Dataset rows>
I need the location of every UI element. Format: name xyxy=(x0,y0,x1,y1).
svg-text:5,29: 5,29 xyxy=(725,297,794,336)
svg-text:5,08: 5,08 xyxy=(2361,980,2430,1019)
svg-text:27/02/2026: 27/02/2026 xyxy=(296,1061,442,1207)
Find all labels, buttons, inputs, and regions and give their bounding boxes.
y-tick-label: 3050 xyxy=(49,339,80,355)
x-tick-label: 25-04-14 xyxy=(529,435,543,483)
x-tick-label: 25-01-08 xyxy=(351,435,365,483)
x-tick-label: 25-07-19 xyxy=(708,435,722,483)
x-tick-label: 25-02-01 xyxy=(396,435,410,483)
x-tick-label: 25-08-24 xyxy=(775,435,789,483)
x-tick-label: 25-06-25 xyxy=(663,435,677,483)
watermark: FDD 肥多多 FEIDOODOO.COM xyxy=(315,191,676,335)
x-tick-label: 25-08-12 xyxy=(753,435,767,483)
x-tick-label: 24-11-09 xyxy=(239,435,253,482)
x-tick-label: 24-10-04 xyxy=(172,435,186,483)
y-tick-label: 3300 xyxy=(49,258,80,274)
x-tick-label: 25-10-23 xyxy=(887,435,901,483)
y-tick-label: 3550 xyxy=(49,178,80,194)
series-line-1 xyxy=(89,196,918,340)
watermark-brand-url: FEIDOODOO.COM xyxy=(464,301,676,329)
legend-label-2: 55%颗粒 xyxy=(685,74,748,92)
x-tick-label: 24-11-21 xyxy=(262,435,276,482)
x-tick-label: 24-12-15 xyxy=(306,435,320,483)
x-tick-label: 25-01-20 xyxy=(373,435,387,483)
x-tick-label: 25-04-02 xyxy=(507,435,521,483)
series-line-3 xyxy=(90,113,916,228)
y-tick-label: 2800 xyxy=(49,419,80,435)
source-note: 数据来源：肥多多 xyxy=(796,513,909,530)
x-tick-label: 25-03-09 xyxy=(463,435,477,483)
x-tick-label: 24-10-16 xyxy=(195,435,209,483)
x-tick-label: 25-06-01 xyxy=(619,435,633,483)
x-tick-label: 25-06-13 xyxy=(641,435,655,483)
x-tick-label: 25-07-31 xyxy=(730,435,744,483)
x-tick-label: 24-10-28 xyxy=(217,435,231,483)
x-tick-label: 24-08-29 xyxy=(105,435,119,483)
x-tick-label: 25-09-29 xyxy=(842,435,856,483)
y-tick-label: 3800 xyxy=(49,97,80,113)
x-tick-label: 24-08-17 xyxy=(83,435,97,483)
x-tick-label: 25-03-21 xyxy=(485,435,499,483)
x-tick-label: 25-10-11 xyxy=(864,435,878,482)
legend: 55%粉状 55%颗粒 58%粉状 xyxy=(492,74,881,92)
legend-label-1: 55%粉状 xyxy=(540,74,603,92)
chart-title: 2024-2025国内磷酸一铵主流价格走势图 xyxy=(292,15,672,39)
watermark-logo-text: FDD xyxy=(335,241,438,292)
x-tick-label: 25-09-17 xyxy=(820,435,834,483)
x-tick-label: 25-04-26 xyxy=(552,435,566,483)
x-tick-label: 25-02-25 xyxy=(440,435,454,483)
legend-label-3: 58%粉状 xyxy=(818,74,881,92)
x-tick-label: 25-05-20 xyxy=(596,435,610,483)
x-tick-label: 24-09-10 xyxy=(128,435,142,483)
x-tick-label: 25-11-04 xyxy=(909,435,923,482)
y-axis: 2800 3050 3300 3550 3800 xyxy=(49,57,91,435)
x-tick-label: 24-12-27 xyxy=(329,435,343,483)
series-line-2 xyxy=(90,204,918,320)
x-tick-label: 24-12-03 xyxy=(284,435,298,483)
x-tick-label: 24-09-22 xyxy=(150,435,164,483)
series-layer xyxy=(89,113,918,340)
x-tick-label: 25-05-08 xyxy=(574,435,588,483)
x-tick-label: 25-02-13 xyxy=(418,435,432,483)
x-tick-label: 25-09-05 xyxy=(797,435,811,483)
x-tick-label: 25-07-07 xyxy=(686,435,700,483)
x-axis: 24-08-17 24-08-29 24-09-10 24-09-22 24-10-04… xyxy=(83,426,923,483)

TASK TO CARRY OUT> Reproduce every line of the data above verbatim.

RESULT>
I need the location of every UI element. Format: name xyxy=(x0,y0,x1,y1).
svg-text:5,29: 5,29 xyxy=(725,297,794,336)
svg-text:5,08: 5,08 xyxy=(2361,980,2430,1019)
svg-text:27/02/2026: 27/02/2026 xyxy=(296,1061,442,1207)
Find all labels, buttons, inputs, and regions and give their bounding boxes.
y-tick-label: 3050 xyxy=(49,339,80,355)
x-tick-label: 25-04-14 xyxy=(529,435,543,483)
x-tick-label: 25-01-08 xyxy=(351,435,365,483)
x-tick-label: 25-07-19 xyxy=(708,435,722,483)
x-tick-label: 25-02-01 xyxy=(396,435,410,483)
x-tick-label: 25-08-24 xyxy=(775,435,789,483)
x-tick-label: 25-06-25 xyxy=(663,435,677,483)
watermark: FDD 肥多多 FEIDOODOO.COM xyxy=(315,191,676,335)
x-tick-label: 25-08-12 xyxy=(753,435,767,483)
x-tick-label: 24-11-09 xyxy=(239,435,253,482)
x-tick-label: 24-10-04 xyxy=(172,435,186,483)
y-tick-label: 3300 xyxy=(49,258,80,274)
x-tick-label: 25-10-23 xyxy=(887,435,901,483)
y-tick-label: 3550 xyxy=(49,178,80,194)
series-line-1 xyxy=(89,196,918,340)
watermark-brand-url: FEIDOODOO.COM xyxy=(464,301,676,329)
legend-label-2: 55%颗粒 xyxy=(685,74,748,92)
x-tick-label: 24-11-21 xyxy=(262,435,276,482)
x-tick-label: 24-12-15 xyxy=(306,435,320,483)
x-tick-label: 25-01-20 xyxy=(373,435,387,483)
x-tick-label: 25-04-02 xyxy=(507,435,521,483)
series-line-3 xyxy=(90,113,916,228)
y-tick-label: 2800 xyxy=(49,419,80,435)
source-note: 数据来源：肥多多 xyxy=(796,513,909,530)
x-tick-label: 25-03-09 xyxy=(463,435,477,483)
x-tick-label: 24-10-16 xyxy=(195,435,209,483)
x-tick-label: 25-06-01 xyxy=(619,435,633,483)
x-tick-label: 25-06-13 xyxy=(641,435,655,483)
x-tick-label: 25-07-31 xyxy=(730,435,744,483)
x-tick-label: 24-10-28 xyxy=(217,435,231,483)
x-tick-label: 24-08-29 xyxy=(105,435,119,483)
x-tick-label: 25-09-29 xyxy=(842,435,856,483)
y-tick-label: 3800 xyxy=(49,97,80,113)
x-tick-label: 24-08-17 xyxy=(83,435,97,483)
x-tick-label: 25-03-21 xyxy=(485,435,499,483)
x-tick-label: 25-10-11 xyxy=(864,435,878,482)
legend: 55%粉状 55%颗粒 58%粉状 xyxy=(492,74,881,92)
legend-label-1: 55%粉状 xyxy=(540,74,603,92)
chart-title: 2024-2025国内磷酸一铵主流价格走势图 xyxy=(292,15,672,39)
watermark-logo-text: FDD xyxy=(335,241,438,292)
x-tick-label: 25-09-17 xyxy=(820,435,834,483)
x-tick-label: 25-04-26 xyxy=(552,435,566,483)
x-tick-label: 25-02-25 xyxy=(440,435,454,483)
legend-label-3: 58%粉状 xyxy=(818,74,881,92)
x-tick-label: 25-05-20 xyxy=(596,435,610,483)
x-tick-label: 24-09-10 xyxy=(128,435,142,483)
x-tick-label: 25-11-04 xyxy=(909,435,923,482)
y-axis: 2800 3050 3300 3550 3800 xyxy=(49,57,91,435)
x-tick-label: 24-12-27 xyxy=(329,435,343,483)
series-line-2 xyxy=(90,204,918,320)
x-tick-label: 24-12-03 xyxy=(284,435,298,483)
x-tick-label: 24-09-22 xyxy=(150,435,164,483)
series-layer xyxy=(89,113,918,340)
x-tick-label: 25-05-08 xyxy=(574,435,588,483)
x-tick-label: 25-02-13 xyxy=(418,435,432,483)
x-tick-label: 25-09-05 xyxy=(797,435,811,483)
x-tick-label: 25-07-07 xyxy=(686,435,700,483)
x-axis: 24-08-17 24-08-29 24-09-10 24-09-22 24-10-04… xyxy=(83,426,923,483)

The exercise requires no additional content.